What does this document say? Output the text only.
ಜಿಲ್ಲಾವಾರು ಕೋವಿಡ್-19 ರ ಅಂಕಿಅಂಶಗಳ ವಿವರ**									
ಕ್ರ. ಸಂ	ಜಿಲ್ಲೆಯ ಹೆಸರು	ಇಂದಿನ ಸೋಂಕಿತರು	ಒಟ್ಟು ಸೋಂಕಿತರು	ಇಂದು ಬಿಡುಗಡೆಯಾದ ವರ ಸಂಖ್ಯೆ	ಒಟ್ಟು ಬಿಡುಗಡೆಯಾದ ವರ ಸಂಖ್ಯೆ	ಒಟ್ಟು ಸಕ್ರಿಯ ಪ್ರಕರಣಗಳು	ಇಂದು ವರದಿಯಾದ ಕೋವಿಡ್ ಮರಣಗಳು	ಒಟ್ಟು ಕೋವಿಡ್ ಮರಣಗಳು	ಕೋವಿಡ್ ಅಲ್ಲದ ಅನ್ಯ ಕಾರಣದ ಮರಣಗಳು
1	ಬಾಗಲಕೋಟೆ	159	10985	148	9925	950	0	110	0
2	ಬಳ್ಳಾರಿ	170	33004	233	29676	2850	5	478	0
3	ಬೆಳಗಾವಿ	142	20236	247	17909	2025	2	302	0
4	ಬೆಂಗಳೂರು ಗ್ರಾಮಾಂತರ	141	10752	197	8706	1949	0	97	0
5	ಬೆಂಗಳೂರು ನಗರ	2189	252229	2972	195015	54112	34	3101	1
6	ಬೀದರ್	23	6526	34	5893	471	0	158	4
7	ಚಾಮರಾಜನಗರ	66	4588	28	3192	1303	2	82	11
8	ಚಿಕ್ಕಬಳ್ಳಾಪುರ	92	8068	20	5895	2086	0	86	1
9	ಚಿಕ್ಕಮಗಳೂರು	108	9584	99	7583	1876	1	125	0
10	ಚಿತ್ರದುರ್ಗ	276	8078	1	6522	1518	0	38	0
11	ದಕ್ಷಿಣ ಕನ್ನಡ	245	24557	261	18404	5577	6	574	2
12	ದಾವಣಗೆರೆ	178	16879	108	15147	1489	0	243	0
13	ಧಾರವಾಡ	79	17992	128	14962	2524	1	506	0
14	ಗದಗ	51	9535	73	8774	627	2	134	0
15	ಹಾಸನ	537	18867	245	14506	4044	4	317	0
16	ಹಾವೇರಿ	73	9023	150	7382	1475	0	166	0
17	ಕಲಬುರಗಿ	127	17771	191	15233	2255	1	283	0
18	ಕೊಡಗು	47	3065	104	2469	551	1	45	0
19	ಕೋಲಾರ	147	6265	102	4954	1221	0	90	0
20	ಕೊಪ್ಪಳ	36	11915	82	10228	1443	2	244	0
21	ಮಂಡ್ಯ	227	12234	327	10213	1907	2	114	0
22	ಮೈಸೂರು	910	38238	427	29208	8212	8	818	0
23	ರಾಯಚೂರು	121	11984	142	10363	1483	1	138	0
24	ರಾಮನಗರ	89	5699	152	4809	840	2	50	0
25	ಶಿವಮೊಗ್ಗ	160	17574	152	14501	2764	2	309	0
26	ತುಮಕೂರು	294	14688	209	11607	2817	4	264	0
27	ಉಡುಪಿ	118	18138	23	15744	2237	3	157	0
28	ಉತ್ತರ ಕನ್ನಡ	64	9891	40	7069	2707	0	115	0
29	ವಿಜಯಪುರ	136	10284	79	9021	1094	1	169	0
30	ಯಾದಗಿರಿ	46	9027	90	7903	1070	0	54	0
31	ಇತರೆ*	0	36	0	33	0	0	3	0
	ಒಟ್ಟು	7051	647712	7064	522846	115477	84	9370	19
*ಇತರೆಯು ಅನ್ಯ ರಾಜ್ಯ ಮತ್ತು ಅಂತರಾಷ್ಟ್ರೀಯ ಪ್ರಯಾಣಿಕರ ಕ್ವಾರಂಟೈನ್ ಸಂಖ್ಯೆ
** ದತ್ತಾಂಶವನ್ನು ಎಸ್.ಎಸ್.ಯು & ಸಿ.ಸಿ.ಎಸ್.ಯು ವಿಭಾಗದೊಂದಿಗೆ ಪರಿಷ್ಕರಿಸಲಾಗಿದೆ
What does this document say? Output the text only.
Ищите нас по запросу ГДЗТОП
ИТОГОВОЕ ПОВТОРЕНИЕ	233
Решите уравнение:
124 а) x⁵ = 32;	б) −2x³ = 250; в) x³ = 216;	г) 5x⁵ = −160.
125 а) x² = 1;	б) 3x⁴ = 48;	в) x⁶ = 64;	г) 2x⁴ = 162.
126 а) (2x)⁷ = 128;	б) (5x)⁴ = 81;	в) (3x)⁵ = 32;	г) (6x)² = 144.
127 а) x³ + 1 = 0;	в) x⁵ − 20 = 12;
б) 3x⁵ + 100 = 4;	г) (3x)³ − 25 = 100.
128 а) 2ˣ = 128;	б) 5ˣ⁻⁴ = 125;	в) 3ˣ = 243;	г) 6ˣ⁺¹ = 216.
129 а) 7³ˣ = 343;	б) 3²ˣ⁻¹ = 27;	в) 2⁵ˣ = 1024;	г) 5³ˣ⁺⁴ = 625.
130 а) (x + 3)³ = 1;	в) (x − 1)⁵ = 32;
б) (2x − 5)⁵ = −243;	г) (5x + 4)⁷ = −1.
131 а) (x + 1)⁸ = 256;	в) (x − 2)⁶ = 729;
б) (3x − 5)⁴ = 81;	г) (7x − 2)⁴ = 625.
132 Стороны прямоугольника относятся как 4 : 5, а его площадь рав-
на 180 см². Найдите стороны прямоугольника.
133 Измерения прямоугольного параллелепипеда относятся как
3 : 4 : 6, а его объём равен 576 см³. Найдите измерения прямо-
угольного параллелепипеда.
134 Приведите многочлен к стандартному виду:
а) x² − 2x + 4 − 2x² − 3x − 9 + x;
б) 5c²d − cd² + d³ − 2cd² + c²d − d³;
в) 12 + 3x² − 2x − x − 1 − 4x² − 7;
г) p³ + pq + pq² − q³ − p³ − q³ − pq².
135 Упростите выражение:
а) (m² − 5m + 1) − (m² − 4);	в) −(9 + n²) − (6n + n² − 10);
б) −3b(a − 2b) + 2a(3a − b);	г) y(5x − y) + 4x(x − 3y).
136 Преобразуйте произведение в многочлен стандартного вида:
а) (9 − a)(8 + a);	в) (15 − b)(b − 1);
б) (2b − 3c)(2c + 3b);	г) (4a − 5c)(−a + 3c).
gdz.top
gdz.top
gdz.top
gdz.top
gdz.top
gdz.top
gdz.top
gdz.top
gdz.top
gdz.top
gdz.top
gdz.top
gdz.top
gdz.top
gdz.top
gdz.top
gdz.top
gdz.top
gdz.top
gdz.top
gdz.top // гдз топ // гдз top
——————————
Task to carry out | All entries shown above should be printed again exactly.

Solution for this exercise |
What does this document say? Output the text only.
ಜಿಲ್ಲಾವಾರು ಕೋವಿಡ್-19 ರ ಅಂಕಿಅಂಶಗಳ ವಿವರ**									
ಕ್ರ. ಸಂ	ಜಿಲ್ಲೆಯ ಹೆಸರು	ಇಂದಿನ ಸೋಂಕಿತರು	ಒಟ್ಟು ಸೋಂಕಿತರು	ಇಂದು ಬಿಡುಗಡೆಯಾದ ವರ ಸಂಖ್ಯೆ	ಒಟ್ಟು ಬಿಡುಗಡೆಯಾದ ವರ ಸಂಖ್ಯೆ	ಒಟ್ಟು ಸಕ್ರಿಯ ಪ್ರಕರಣಗಳು	ಇಂದು ವರದಿಯಾದ ಕೋವಿಡ್ ಮರಣಗಳು	ಒಟ್ಟು ಕೋವಿಡ್ ಮರಣಗಳು	ಕೋವಿಡ್ ಅಲ್ಲದ ಅನ್ಯ ಕಾರಣದ ಮರಣಗಳು
1	ಬಾಗಲಕೋಟೆ	159	10985	148	9925	950	0	110	0
2	ಬಳ್ಳಾರಿ	170	33004	233	29676	2850	5	478	0
3	ಬೆಳಗಾವಿ	142	20236	247	17909	2025	2	302	0
4	ಬೆಂಗಳೂರು ಗ್ರಾಮಾಂತರ	141	10752	197	8706	1949	0	97	0
5	ಬೆಂಗಳೂರು ನಗರ	2189	252229	2972	195015	54112	34	3101	1
6	ಬೀದರ್	23	6526	34	5893	471	0	158	4
7	ಚಾಮರಾಜನಗರ	66	4588	28	3192	1303	2	82	11
8	ಚಿಕ್ಕಬಳ್ಳಾಪುರ	92	8068	20	5895	2086	0	86	1
9	ಚಿಕ್ಕಮಗಳೂರು	108	9584	99	7583	1876	1	125	0
10	ಚಿತ್ರದುರ್ಗ	276	8078	1	6522	1518	0	38	0
11	ದಕ್ಷಿಣ ಕನ್ನಡ	245	24557	261	18404	5577	6	574	2
12	ದಾವಣಗೆರೆ	178	16879	108	15147	1489	0	243	0
13	ಧಾರವಾಡ	79	17992	128	14962	2524	1	506	0
14	ಗದಗ	51	9535	73	8774	627	2	134	0
15	ಹಾಸನ	537	18867	245	14506	4044	4	317	0
16	ಹಾವೇರಿ	73	9023	150	7382	1475	0	166	0
17	ಕಲಬುರಗಿ	127	17771	191	15233	2255	1	283	0
18	ಕೊಡಗು	47	3065	104	2469	551	1	45	0
19	ಕೋಲಾರ	147	6265	102	4954	1221	0	90	0
20	ಕೊಪ್ಪಳ	36	11915	82	10228	1443	2	244	0
21	ಮಂಡ್ಯ	227	12234	327	10213	1907	2	114	0
22	ಮೈಸೂರು	910	38238	427	29208	8212	8	818	0
23	ರಾಯಚೂರು	121	11984	142	10363	1483	1	138	0
24	ರಾಮನಗರ	89	5699	152	4809	840	2	50	0
25	ಶಿವಮೊಗ್ಗ	160	17574	152	14501	2764	2	309	0
26	ತುಮಕೂರು	294	14688	209	11607	2817	4	264	0
27	ಉಡುಪಿ	118	18138	23	15744	2237	3	157	0
28	ಉತ್ತರ ಕನ್ನಡ	64	9891	40	7069	2707	0	115	0
29	ವಿಜಯಪುರ	136	10284	79	9021	1094	1	169	0
30	ಯಾದಗಿರಿ	46	9027	90	7903	1070	0	54	0
31	ಇತರೆ*	0	36	0	33	0	0	3	0
	ಒಟ್ಟು	7051	647712	7064	522846	115477	84	9370	19
*ಇತರೆಯು ಅನ್ಯ ರಾಜ್ಯ ಮತ್ತು ಅಂತರಾಷ್ಟ್ರೀಯ ಪ್ರಯಾಣಿಕರ ಕ್ವಾರಂಟೈನ್ ಸಂಖ್ಯೆ
** ದತ್ತಾಂಶವನ್ನು ಎಸ್.ಎಸ್.ಯು & ಸಿ.ಸಿ.ಎಸ್.ಯು ವಿಭಾಗದೊಂದಿಗೆ ಪರಿಷ್ಕರಿಸಲಾಗಿದೆ
What does this document say? Output the text only.
Ищите нас по запросу ГДЗТОП
ИТОГОВОЕ ПОВТОРЕНИЕ	233
Решите уравнение:
124 а) x⁵ = 32;	б) −2x³ = 250; в) x³ = 216;	г) 5x⁵ = −160.
125 а) x² = 1;	б) 3x⁴ = 48;	в) x⁶ = 64;	г) 2x⁴ = 162.
126 а) (2x)⁷ = 128;	б) (5x)⁴ = 81;	в) (3x)⁵ = 32;	г) (6x)² = 144.
127 а) x³ + 1 = 0;	в) x⁵ − 20 = 12;
б) 3x⁵ + 100 = 4;	г) (3x)³ − 25 = 100.
128 а) 2ˣ = 128;	б) 5ˣ⁻⁴ = 125;	в) 3ˣ = 243;	г) 6ˣ⁺¹ = 216.
129 а) 7³ˣ = 343;	б) 3²ˣ⁻¹ = 27;	в) 2⁵ˣ = 1024;	г) 5³ˣ⁺⁴ = 625.
130 а) (x + 3)³ = 1;	в) (x − 1)⁵ = 32;
б) (2x − 5)⁵ = −243;	г) (5x + 4)⁷ = −1.
131 а) (x + 1)⁸ = 256;	в) (x − 2)⁶ = 729;
б) (3x − 5)⁴ = 81;	г) (7x − 2)⁴ = 625.
132 Стороны прямоугольника относятся как 4 : 5, а его площадь рав-
на 180 см². Найдите стороны прямоугольника.
133 Измерения прямоугольного параллелепипеда относятся как
3 : 4 : 6, а его объём равен 576 см³. Найдите измерения прямо-
угольного параллелепипеда.
134 Приведите многочлен к стандартному виду:
а) x² − 2x + 4 − 2x² − 3x − 9 + x;
б) 5c²d − cd² + d³ − 2cd² + c²d − d³;
в) 12 + 3x² − 2x − x − 1 − 4x² − 7;
г) p³ + pq + pq² − q³ − p³ − q³ − pq².
135 Упростите выражение:
а) (m² − 5m + 1) − (m² − 4);	в) −(9 + n²) − (6n + n² − 10);
б) −3b(a − 2b) + 2a(3a − b);	г) y(5x − y) + 4x(x − 3y).
136 Преобразуйте произведение в многочлен стандартного вида:
а) (9 − a)(8 + a);	в) (15 − b)(b − 1);
б) (2b − 3c)(2c + 3b);	г) (4a − 5c)(−a + 3c).
gdz.top
gdz.top
gdz.top
gdz.top
gdz.top
gdz.top
gdz.top
gdz.top
gdz.top
gdz.top
gdz.top
gdz.top
gdz.top
gdz.top
gdz.top
gdz.top
gdz.top
gdz.top
gdz.top
gdz.top
gdz.top // гдз топ // гдз top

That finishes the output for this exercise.